**Vorgegebener Text**
******************************
Gleichzeitig wird in Brüssel und den europäischen Hauptstädten die Erwartung groß sein, dass die Schweiz Umweggeschäfte verhindert und auch das sechste Sanktionspaket der EU schnell übernimmt. Offen ist noch, wie das Verbot von Versicherungen und anderen Dienstleistungen für den russischen Ölexport sich auf die Schweiz auswirken wird. 80 Prozent des russischen Gases und Öls werden über Zug beziehungsweise Genf gehandelt. Der Druck auf die Schweiz als wichtigsten Hub für den russischen Rohstoffhandel dürfte zunehmen.»


«NZZ»: Europäische Politik bleibt ein Ringen um Kompromisse

ZÜRICH: Zum Erdölembargo der EU gegen Russland schreibt die «Neue Zürcher Zeitung» am Mittwoch:

«Kommissionspräsidentin von der Leyen war eine hochriskante Wette eingegangen, als sie vor einem Monat das Erdölembargo als Teil des Sanktionspakets ankündigte. Es sind schließlich die Mitgliedstaaten, die im Konsens entscheiden müssen, und deren Interessen liegen energiepolitisch weit auseinander. Es wird auch in Zukunft immer wieder - und wohl in wachsendem Maße - schwierig sein, die 27 Länder auf eine gemeinsame Politik gegenüber Russland und gegenüber der Ukraine zu verpflichten.

Die Solidarisierung, die der Schock des russischen Überfalls ausgelöst hat, ist abgeklungen. Europäische Politik bleibt ein zähes Ringen um Kompromisse. Denn der Konflikt mit Russland wird lange dauern und weiter gehen, auch wenn die Waffen schweigen. Ihn durchzustehen, braucht Ausdauer, und die Regierungen müssen ihre Bürgerinnen und Bürger bei der Stange halten. Sonst werden sie abgewählt. Sie werden also abwägen, welche Kosten sie den Wählern zumuten, ohne deren Solidarität mit der Ukraine aufs Spiel zu setzen. Die Opferbereitschaft ist zwischen den einzelnen Ländern ungleich verteilt. Zwischen der Stimmung im Baltikum und jener in Portugal oder in Frankreich liegen Welten, und dazwischen muss vermittelt werden.»
******************************
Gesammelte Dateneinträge

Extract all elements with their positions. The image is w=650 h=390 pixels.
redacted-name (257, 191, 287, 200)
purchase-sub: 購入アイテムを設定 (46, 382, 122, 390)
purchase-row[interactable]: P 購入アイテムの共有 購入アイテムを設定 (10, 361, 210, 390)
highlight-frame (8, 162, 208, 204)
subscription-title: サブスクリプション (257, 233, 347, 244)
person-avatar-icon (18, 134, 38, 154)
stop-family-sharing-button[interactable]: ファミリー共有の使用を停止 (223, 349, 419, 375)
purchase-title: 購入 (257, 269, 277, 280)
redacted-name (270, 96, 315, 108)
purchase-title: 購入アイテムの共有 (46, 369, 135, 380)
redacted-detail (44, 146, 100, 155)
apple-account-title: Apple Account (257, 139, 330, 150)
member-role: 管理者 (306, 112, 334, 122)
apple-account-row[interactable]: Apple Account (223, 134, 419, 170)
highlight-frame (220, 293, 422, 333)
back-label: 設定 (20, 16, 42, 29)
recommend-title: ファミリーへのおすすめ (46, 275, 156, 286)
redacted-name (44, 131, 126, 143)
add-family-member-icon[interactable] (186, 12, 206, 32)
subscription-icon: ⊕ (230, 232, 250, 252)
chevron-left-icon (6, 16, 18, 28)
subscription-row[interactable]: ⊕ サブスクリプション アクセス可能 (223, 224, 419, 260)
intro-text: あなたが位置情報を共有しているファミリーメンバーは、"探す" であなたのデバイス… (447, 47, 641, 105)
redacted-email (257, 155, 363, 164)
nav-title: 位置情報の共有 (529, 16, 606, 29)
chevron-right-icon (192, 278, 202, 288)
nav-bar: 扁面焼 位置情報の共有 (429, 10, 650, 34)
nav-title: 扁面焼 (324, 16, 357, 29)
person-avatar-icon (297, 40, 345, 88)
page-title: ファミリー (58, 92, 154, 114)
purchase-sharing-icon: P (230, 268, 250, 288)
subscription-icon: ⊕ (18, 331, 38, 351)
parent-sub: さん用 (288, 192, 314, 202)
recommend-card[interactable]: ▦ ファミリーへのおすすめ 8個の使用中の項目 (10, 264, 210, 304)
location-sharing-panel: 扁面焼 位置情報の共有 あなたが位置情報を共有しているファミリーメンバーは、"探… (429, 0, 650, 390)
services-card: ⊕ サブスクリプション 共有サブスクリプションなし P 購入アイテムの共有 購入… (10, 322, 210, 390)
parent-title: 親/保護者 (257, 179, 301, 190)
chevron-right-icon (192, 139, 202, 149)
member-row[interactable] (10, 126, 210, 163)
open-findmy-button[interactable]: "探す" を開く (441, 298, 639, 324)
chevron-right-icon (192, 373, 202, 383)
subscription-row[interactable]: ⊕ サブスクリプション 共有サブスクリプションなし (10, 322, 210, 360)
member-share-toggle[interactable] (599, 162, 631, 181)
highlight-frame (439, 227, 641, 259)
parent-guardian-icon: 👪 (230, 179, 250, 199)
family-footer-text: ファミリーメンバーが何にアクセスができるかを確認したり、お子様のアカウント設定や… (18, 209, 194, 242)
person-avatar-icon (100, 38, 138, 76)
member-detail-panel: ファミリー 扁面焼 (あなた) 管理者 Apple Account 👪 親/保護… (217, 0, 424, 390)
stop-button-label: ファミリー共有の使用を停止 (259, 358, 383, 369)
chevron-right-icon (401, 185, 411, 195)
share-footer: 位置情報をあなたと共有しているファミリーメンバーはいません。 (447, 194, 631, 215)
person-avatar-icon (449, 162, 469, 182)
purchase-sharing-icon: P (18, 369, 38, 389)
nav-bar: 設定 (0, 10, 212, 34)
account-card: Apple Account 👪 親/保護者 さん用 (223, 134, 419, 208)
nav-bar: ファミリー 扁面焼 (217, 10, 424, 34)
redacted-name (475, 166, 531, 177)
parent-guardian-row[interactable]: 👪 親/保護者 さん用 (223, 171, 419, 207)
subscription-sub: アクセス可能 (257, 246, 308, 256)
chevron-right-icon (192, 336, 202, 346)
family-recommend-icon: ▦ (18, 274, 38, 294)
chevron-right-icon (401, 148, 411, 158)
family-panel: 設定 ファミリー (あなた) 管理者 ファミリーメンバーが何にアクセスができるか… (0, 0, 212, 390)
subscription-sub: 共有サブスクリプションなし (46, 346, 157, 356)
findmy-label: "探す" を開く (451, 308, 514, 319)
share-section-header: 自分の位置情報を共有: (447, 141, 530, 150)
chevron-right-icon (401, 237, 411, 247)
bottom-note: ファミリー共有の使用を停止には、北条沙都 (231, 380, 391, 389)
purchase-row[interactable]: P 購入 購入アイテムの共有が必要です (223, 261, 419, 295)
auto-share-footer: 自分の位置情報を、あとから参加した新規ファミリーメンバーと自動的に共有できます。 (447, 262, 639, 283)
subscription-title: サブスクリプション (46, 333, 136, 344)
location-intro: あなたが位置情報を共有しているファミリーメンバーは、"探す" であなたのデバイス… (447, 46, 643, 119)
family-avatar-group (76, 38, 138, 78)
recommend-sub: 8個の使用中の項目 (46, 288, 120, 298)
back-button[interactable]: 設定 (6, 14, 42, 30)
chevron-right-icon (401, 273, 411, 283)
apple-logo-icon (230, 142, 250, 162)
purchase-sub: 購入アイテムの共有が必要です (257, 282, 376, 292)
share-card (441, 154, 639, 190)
******************************
**Aufgabenziel**
Führe den Text zum Erdölembargo der EU gegen Russland im Anschluss an seinen letzten Satz weiter.

**Lösung**
«The Guardian»: Ölembargo erhöht Druck auf Russland

LONDON: Zum Ölembargo der EU gegen Russland meint der Londoner «Guardian» am Mittwoch:

«Im Vorfeld des EU-Gipfels in Brüssel warnte der deutsche Wirtschaftsminister und Vizekanzler Robert Habeck, die Einigkeit über Sanktionen gegen Russland beginne zu bröckeln. Wenn diese Einschätzung die EU-Staats- und Regierungschefs in einem entscheidenden Moment wachrütteln sollte, so scheint sie ihren Zweck gerade noch erfüllt zu haben.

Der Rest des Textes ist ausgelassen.